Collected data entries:
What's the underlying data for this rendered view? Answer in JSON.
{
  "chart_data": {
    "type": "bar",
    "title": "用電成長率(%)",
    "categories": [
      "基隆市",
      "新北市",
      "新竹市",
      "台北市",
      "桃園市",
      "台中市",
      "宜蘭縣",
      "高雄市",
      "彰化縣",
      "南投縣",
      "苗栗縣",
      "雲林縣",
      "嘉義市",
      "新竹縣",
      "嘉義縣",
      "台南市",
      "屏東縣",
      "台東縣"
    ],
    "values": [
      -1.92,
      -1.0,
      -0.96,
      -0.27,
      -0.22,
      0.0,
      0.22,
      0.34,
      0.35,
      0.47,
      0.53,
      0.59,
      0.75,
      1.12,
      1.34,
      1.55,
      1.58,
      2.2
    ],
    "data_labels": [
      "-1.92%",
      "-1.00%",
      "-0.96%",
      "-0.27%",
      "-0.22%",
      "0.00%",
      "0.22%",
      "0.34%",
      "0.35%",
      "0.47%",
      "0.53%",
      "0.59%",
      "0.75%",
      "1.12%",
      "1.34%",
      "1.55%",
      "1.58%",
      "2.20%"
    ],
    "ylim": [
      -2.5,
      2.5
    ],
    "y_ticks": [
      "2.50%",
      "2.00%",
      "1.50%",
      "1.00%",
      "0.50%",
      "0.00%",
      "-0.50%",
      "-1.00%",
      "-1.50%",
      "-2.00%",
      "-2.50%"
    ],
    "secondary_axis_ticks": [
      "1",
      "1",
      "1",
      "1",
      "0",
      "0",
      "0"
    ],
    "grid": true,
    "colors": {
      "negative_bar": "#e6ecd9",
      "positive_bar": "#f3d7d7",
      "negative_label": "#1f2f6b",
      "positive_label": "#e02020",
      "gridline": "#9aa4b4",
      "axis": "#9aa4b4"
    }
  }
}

→ Challenge
The listing above should be transcribed in full, exactly as written.

→ Exercise response
What's the underlying data for this rendered view? Answer in JSON.
{
  "chart_data": {
    "type": "bar",
    "title": "用電成長率(%)",
    "categories": [
      "基隆市",
      "新北市",
      "新竹市",
      "台北市",
      "桃園市",
      "台中市",
      "宜蘭縣",
      "高雄市",
      "彰化縣",
      "南投縣",
      "苗栗縣",
      "雲林縣",
      "嘉義市",
      "新竹縣",
      "嘉義縣",
      "台南市",
      "屏東縣",
      "台東縣"
    ],
    "values": [
      -1.92,
      -1.0,
      -0.96,
      -0.27,
      -0.22,
      0.0,
      0.22,
      0.34,
      0.35,
      0.47,
      0.53,
      0.59,
      0.75,
      1.12,
      1.34,
      1.55,
      1.58,
      2.2
    ],
    "data_labels": [
      "-1.92%",
      "-1.00%",
      "-0.96%",
      "-0.27%",
      "-0.22%",
      "0.00%",
      "0.22%",
      "0.34%",
      "0.35%",
      "0.47%",
      "0.53%",
      "0.59%",
      "0.75%",
      "1.12%",
      "1.34%",
      "1.55%",
      "1.58%",
      "2.20%"
    ],
    "ylim": [
      -2.5,
      2.5
    ],
    "y_ticks": [
      "2.50%",
      "2.00%",
      "1.50%",
      "1.00%",
      "0.50%",
      "0.00%",
      "-0.50%",
      "-1.00%",
      "-1.50%",
      "-2.00%",
      "-2.50%"
    ],
    "secondary_axis_ticks": [
      "1",
      "1",
      "1",
      "1",
      "0",
      "0",
      "0"
    ],
    "grid": true,
    "colors": {
      "negative_bar": "#e6ecd9",
      "positive_bar": "#f3d7d7",
      "negative_label": "#1f2f6b",
      "positive_label": "#e02020",
      "gridline": "#9aa4b4",
      "axis": "#9aa4b4"
    }
  }
}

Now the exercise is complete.